Output every record verbatim, and omit each picture.

== DATASET RECORDS ==

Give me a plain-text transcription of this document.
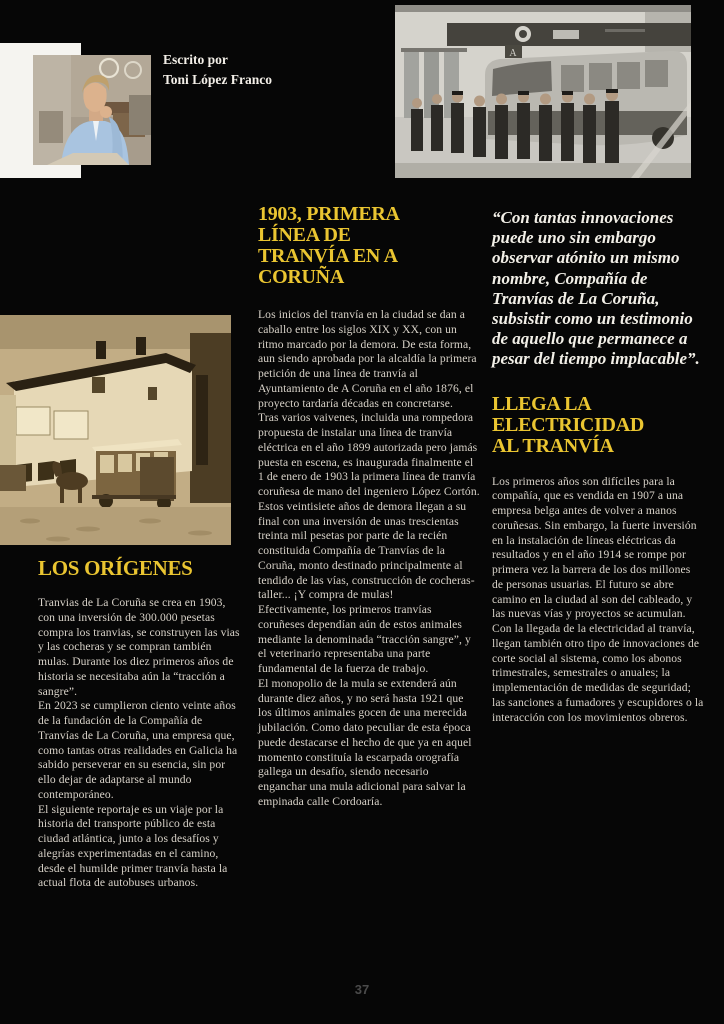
Escrito por
Toni López Franco
A
LOS ORÍGENES

Tranvias de La Coruña se crea en 1903, con una inversión de 300.000 pesetas compra los tranvias, se construyen las vias y las cocheras y se compran también mulas. Durante los diez primeros años de historia se necesitaba aún la “tracción a sangre”.

En 2023 se cumplieron ciento veinte años de la fundación de la Compañía de Tranvías de La Coruña, una empresa que, como tantas otras realidades en Galicia ha sabido perseverar en su esencia, sin por ello dejar de adaptarse al mundo contemporáneo.

El siguiente reportaje es un viaje por la historia del transporte público de esta ciudad atlántica, junto a los desafíos y alegrías experimentadas en el camino, desde el humilde primer tranvía hasta la actual flota de autobuses urbanos.

1903, PRIMERA LÍNEA DE TRANVÍA EN A CORUÑA

Los inicios del tranvía en la ciudad se dan a caballo entre los siglos XIX y XX, con un ritmo marcado por la demora. De esta forma, aun siendo aprobada por la alcaldía la primera petición de una línea de tranvía al Ayuntamiento de A Coruña en el año 1876, el proyecto tardaría décadas en concretarse.

Tras varios vaivenes, incluida una rompedora propuesta de instalar una línea de tranvía eléctrica en el año 1899 autorizada pero jamás puesta en escena, es inaugurada finalmente el 1 de enero de 1903 la primera línea de tranvía coruñesa de mano del ingeniero López Cortón.

Estos veintisiete años de demora llegan a su final con una inversión de unas trescientas treinta mil pesetas por parte de la recién constituida Compañía de Tranvías de la Coruña, monto destinado principalmente al tendido de las vías, construcción de cocheras-taller... ¡Y compra de mulas!

Efectivamente, los primeros tranvías coruñeses dependían aún de estos animales mediante la denominada “tracción sangre”, y el veterinario representaba una parte fundamental de la fuerza de trabajo.

El monopolio de la mula se extenderá aún durante diez años, y no será hasta 1921 que los últimos animales gocen de una merecida jubilación. Como dato peculiar de esta época puede destacarse el hecho de que ya en aquel momento constituía la escarpada orografía gallega un desafío, siendo necesario enganchar una mula adicional para salvar la empinada calle Cordoaría.

“Con tantas innovaciones puede uno sin embargo observar atónito un mismo nombre, Compañía de Tranvías de La Coruña, subsistir como un testimonio de aquello que permanece a pesar del tiempo implacable”.

LLEGA LA ELECTRICIDAD AL TRANVÍA

Los primeros años son difíciles para la compañía, que es vendida en 1907 a una empresa belga antes de volver a manos coruñesas. Sin embargo, la fuerte inversión en la instalación de líneas eléctricas da resultados y en el año 1914 se rompe por primera vez la barrera de los dos millones de personas usuarias. El futuro se abre camino en la ciudad al son del cableado, y las nuevas vías y proyectos se acumulan.

Con la llegada de la electricidad al tranvía, llegan también otro tipo de innovaciones de corte social al sistema, como los abonos trimestrales, semestrales o anuales; la implementación de medidas de seguridad; las sanciones a fumadores y escupidores o la interacción con los movimientos obreros.

37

===

▸ REPLY TO THE TASK
Give me a plain-text transcription of this document.
Escrito por
Toni López Franco
A
LOS ORÍGENES

Tranvias de La Coruña se crea en 1903, con una inversión de 300.000 pesetas compra los tranvias, se construyen las vias y las cocheras y se compran también mulas. Durante los diez primeros años de historia se necesitaba aún la “tracción a sangre”.

En 2023 se cumplieron ciento veinte años de la fundación de la Compañía de Tranvías de La Coruña, una empresa que, como tantas otras realidades en Galicia ha sabido perseverar en su esencia, sin por ello dejar de adaptarse al mundo contemporáneo.

El siguiente reportaje es un viaje por la historia del transporte público de esta ciudad atlántica, junto a los desafíos y alegrías experimentadas en el camino, desde el humilde primer tranvía hasta la actual flota de autobuses urbanos.

1903, PRIMERA LÍNEA DE TRANVÍA EN A CORUÑA

Los inicios del tranvía en la ciudad se dan a caballo entre los siglos XIX y XX, con un ritmo marcado por la demora. De esta forma, aun siendo aprobada por la alcaldía la primera petición de una línea de tranvía al Ayuntamiento de A Coruña en el año 1876, el proyecto tardaría décadas en concretarse.

Tras varios vaivenes, incluida una rompedora propuesta de instalar una línea de tranvía eléctrica en el año 1899 autorizada pero jamás puesta en escena, es inaugurada finalmente el 1 de enero de 1903 la primera línea de tranvía coruñesa de mano del ingeniero López Cortón.

Estos veintisiete años de demora llegan a su final con una inversión de unas trescientas treinta mil pesetas por parte de la recién constituida Compañía de Tranvías de la Coruña, monto destinado principalmente al tendido de las vías, construcción de cocheras-taller... ¡Y compra de mulas!

Efectivamente, los primeros tranvías coruñeses dependían aún de estos animales mediante la denominada “tracción sangre”, y el veterinario representaba una parte fundamental de la fuerza de trabajo.

El monopolio de la mula se extenderá aún durante diez años, y no será hasta 1921 que los últimos animales gocen de una merecida jubilación. Como dato peculiar de esta época puede destacarse el hecho de que ya en aquel momento constituía la escarpada orografía gallega un desafío, siendo necesario enganchar una mula adicional para salvar la empinada calle Cordoaría.

“Con tantas innovaciones puede uno sin embargo observar atónito un mismo nombre, Compañía de Tranvías de La Coruña, subsistir como un testimonio de aquello que permanece a pesar del tiempo implacable”.

LLEGA LA ELECTRICIDAD AL TRANVÍA

Los primeros años son difíciles para la compañía, que es vendida en 1907 a una empresa belga antes de volver a manos coruñesas. Sin embargo, la fuerte inversión en la instalación de líneas eléctricas da resultados y en el año 1914 se rompe por primera vez la barrera de los dos millones de personas usuarias. El futuro se abre camino en la ciudad al son del cableado, y las nuevas vías y proyectos se acumulan.

Con la llegada de la electricidad al tranvía, llegan también otro tipo de innovaciones de corte social al sistema, como los abonos trimestrales, semestrales o anuales; la implementación de medidas de seguridad; las sanciones a fumadores y escupidores o la interacción con los movimientos obreros.

37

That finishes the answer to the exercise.